[INFORMATION PROVIDED]:
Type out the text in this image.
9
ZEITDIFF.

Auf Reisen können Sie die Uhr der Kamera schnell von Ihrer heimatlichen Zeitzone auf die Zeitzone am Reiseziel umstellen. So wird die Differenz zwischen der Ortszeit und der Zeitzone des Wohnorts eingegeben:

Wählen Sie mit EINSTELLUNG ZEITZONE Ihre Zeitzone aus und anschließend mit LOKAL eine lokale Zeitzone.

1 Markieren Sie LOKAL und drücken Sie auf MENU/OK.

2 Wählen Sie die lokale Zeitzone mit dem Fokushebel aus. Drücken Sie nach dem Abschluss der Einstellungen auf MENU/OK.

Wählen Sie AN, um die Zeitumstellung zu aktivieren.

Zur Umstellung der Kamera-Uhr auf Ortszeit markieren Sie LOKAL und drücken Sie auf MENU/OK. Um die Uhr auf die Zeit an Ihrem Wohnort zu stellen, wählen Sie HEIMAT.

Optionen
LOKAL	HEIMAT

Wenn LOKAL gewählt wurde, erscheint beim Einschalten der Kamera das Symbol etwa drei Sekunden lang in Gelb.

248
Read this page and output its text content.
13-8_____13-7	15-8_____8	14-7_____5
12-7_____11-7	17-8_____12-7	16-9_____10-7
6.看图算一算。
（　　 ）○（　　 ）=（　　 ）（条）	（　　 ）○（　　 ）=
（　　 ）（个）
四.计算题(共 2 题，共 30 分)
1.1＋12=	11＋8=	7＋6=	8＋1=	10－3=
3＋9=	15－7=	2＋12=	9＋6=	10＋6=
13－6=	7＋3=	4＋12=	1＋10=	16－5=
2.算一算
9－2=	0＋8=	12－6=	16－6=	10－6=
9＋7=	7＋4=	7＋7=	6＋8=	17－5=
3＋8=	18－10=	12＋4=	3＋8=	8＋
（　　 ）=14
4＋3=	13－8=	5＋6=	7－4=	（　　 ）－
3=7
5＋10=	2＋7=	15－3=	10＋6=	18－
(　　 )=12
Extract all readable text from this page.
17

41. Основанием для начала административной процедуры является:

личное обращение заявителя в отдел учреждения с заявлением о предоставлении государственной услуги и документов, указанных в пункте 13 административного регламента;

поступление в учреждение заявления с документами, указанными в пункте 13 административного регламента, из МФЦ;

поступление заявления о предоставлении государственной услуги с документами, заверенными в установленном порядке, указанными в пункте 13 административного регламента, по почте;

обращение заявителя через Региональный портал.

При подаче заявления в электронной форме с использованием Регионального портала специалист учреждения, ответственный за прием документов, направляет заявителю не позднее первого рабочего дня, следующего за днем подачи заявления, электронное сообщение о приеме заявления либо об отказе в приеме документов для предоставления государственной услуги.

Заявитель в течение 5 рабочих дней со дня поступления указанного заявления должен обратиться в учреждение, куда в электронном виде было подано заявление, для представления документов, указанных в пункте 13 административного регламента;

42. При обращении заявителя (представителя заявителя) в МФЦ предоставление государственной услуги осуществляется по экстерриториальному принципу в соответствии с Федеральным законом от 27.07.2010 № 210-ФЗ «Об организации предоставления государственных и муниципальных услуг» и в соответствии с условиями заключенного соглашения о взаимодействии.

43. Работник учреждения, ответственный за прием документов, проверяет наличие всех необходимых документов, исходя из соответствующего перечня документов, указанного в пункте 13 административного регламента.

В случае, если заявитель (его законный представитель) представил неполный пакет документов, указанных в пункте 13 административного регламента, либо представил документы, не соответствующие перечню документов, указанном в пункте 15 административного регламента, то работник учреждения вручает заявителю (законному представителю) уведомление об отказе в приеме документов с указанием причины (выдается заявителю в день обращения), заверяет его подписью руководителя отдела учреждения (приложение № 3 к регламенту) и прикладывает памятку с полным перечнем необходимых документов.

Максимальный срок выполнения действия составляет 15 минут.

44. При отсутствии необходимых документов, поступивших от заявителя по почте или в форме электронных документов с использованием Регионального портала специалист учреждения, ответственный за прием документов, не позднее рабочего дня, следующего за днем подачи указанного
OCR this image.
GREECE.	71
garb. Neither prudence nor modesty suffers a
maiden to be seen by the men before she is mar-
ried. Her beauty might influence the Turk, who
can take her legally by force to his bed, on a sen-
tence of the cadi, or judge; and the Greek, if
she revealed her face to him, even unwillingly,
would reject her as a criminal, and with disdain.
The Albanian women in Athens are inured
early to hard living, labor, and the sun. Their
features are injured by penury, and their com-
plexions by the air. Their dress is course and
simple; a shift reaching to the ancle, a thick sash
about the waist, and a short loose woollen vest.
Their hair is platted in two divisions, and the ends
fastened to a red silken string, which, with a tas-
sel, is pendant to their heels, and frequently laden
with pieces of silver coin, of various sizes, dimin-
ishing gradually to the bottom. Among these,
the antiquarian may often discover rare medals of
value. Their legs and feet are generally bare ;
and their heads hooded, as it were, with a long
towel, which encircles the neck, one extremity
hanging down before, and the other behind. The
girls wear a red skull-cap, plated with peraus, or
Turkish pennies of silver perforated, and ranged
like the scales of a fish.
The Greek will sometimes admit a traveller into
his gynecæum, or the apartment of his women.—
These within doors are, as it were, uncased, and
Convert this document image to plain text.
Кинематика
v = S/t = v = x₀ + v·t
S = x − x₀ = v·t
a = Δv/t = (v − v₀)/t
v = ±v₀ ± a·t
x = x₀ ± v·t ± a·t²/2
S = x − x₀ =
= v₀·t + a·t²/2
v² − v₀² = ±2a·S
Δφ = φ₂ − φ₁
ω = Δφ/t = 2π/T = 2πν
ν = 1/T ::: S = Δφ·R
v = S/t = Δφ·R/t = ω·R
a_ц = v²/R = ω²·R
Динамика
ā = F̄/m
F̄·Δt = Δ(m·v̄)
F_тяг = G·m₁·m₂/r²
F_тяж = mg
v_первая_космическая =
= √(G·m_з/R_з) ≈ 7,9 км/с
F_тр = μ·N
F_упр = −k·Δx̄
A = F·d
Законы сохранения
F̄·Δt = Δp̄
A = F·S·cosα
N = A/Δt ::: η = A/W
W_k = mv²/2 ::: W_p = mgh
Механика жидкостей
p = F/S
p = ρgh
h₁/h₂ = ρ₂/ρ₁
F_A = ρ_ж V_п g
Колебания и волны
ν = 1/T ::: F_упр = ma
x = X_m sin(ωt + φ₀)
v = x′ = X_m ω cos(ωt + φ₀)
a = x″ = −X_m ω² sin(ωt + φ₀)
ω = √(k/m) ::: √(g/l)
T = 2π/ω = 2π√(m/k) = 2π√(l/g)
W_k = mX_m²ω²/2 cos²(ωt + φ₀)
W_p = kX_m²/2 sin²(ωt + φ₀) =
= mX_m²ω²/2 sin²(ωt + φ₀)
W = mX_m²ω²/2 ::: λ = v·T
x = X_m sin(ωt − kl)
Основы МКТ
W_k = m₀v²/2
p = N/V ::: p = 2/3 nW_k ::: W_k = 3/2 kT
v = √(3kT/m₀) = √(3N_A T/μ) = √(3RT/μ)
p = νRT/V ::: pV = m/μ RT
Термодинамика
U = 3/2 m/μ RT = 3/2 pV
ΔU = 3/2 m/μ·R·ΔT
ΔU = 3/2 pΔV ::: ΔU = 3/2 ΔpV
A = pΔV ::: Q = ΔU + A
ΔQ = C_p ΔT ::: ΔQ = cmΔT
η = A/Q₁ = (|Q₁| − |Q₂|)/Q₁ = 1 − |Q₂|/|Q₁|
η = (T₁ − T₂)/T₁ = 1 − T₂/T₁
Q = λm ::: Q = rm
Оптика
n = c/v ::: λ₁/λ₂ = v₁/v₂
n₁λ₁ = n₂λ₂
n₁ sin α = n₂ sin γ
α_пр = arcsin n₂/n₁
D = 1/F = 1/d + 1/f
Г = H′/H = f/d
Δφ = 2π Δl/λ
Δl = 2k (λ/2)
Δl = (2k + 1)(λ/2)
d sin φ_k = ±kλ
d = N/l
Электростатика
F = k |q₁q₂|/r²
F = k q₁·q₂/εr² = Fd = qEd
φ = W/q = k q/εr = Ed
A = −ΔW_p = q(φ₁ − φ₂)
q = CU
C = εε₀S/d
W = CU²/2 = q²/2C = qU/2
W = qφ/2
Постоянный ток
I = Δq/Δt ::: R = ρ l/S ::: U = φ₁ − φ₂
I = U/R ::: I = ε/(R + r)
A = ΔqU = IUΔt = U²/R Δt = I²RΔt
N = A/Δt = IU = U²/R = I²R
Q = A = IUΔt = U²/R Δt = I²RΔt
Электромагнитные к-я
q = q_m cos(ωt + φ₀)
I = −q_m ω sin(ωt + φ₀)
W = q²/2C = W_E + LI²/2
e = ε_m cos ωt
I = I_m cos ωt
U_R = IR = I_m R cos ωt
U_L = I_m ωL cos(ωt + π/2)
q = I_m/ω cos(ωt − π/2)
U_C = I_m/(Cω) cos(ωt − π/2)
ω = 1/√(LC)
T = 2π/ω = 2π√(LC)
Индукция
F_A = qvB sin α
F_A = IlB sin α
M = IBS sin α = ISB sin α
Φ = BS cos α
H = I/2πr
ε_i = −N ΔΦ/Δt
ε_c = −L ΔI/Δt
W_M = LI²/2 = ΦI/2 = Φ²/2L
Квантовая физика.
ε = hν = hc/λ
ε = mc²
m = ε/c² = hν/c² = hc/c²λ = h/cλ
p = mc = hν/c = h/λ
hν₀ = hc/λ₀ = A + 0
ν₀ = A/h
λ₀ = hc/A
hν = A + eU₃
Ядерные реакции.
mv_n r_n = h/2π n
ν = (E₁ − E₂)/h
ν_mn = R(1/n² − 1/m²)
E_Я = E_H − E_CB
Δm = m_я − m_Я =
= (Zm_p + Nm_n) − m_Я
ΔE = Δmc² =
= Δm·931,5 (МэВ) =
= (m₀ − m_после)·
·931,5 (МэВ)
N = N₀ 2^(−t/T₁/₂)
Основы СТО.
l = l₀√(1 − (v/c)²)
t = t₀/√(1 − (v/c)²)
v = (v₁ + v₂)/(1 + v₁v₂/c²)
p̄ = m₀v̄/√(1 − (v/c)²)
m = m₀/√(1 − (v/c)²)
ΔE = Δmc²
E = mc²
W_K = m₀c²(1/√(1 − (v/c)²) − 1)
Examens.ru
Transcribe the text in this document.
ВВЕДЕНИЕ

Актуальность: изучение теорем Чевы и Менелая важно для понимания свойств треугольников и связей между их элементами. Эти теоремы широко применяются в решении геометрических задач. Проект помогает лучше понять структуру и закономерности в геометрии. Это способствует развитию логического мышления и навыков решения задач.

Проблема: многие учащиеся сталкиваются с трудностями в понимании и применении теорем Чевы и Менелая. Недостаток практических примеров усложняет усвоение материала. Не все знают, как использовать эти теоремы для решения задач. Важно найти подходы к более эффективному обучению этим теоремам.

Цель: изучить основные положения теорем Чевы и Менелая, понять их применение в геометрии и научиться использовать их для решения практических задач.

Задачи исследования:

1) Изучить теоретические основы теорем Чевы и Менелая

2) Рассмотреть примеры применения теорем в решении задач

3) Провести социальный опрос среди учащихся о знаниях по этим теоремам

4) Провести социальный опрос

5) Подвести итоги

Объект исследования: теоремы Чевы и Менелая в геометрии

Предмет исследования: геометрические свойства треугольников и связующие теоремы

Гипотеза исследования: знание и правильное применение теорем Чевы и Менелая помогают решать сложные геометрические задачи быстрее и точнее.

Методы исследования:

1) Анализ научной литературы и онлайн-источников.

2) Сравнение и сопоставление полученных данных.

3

[PROBLEM DETAILS]: Search the preceding listing for "обращение" and extract every line where it is found.

[PROBLEM SOLUTION]:
личное обращение заявителя в отдел учреждения с заявлением о предоставлении государственной услуги и документов, указанных в пункте 13 административного регламента;
обращение заявителя через Региональный портал.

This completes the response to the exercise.